> _PROBLEM TO WORK ON_
Every record that follows should be printed verbatim.

- - -

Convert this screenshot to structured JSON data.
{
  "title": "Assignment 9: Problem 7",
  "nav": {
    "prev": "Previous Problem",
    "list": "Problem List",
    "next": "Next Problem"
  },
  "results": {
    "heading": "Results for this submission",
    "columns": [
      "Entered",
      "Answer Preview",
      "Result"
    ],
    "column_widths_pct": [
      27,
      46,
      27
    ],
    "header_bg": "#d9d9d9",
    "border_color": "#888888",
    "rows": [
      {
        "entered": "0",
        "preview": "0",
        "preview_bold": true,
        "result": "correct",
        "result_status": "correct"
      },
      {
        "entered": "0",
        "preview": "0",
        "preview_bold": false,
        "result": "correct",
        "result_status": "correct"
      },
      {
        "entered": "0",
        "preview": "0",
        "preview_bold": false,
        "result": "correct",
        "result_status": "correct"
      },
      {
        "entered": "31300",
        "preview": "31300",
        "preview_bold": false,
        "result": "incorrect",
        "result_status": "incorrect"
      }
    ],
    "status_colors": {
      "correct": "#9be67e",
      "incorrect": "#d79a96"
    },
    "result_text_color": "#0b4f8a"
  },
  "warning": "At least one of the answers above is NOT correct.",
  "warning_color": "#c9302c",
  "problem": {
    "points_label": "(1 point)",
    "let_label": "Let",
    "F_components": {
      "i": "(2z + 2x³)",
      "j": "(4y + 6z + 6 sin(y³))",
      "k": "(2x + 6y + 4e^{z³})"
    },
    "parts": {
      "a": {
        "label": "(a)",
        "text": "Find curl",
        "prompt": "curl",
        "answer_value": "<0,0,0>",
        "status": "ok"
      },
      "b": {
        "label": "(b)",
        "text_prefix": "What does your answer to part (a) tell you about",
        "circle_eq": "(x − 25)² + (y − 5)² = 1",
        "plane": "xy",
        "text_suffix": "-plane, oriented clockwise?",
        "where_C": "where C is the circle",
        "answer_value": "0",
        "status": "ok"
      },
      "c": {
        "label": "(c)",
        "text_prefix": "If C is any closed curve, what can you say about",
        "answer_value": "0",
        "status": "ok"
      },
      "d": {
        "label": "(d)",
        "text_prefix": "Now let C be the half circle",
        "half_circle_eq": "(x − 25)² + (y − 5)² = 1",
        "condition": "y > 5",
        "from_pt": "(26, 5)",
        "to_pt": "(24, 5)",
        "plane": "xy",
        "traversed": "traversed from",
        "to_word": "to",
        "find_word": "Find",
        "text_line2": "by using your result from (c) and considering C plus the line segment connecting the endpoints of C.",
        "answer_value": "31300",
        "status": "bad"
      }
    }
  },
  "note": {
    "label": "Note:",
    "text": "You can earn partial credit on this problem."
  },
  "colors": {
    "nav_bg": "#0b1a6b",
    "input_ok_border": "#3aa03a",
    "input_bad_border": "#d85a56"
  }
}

- - -

> _RESULT OF THE TASK_
Convert this screenshot to structured JSON data.
{
  "title": "Assignment 9: Problem 7",
  "nav": {
    "prev": "Previous Problem",
    "list": "Problem List",
    "next": "Next Problem"
  },
  "results": {
    "heading": "Results for this submission",
    "columns": [
      "Entered",
      "Answer Preview",
      "Result"
    ],
    "column_widths_pct": [
      27,
      46,
      27
    ],
    "header_bg": "#d9d9d9",
    "border_color": "#888888",
    "rows": [
      {
        "entered": "0",
        "preview": "0",
        "preview_bold": true,
        "result": "correct",
        "result_status": "correct"
      },
      {
        "entered": "0",
        "preview": "0",
        "preview_bold": false,
        "result": "correct",
        "result_status": "correct"
      },
      {
        "entered": "0",
        "preview": "0",
        "preview_bold": false,
        "result": "correct",
        "result_status": "correct"
      },
      {
        "entered": "31300",
        "preview": "31300",
        "preview_bold": false,
        "result": "incorrect",
        "result_status": "incorrect"
      }
    ],
    "status_colors": {
      "correct": "#9be67e",
      "incorrect": "#d79a96"
    },
    "result_text_color": "#0b4f8a"
  },
  "warning": "At least one of the answers above is NOT correct.",
  "warning_color": "#c9302c",
  "problem": {
    "points_label": "(1 point)",
    "let_label": "Let",
    "F_components": {
      "i": "(2z + 2x³)",
      "j": "(4y + 6z + 6 sin(y³))",
      "k": "(2x + 6y + 4e^{z³})"
    },
    "parts": {
      "a": {
        "label": "(a)",
        "text": "Find curl",
        "prompt": "curl",
        "answer_value": "<0,0,0>",
        "status": "ok"
      },
      "b": {
        "label": "(b)",
        "text_prefix": "What does your answer to part (a) tell you about",
        "circle_eq": "(x − 25)² + (y − 5)² = 1",
        "plane": "xy",
        "text_suffix": "-plane, oriented clockwise?",
        "where_C": "where C is the circle",
        "answer_value": "0",
        "status": "ok"
      },
      "c": {
        "label": "(c)",
        "text_prefix": "If C is any closed curve, what can you say about",
        "answer_value": "0",
        "status": "ok"
      },
      "d": {
        "label": "(d)",
        "text_prefix": "Now let C be the half circle",
        "half_circle_eq": "(x − 25)² + (y − 5)² = 1",
        "condition": "y > 5",
        "from_pt": "(26, 5)",
        "to_pt": "(24, 5)",
        "plane": "xy",
        "traversed": "traversed from",
        "to_word": "to",
        "find_word": "Find",
        "text_line2": "by using your result from (c) and considering C plus the line segment connecting the endpoints of C.",
        "answer_value": "31300",
        "status": "bad"
      }
    }
  },
  "note": {
    "label": "Note:",
    "text": "You can earn partial credit on this problem."
  },
  "colors": {
    "nav_bg": "#0b1a6b",
    "input_ok_border": "#3aa03a",
    "input_bad_border": "#d85a56"
  }
}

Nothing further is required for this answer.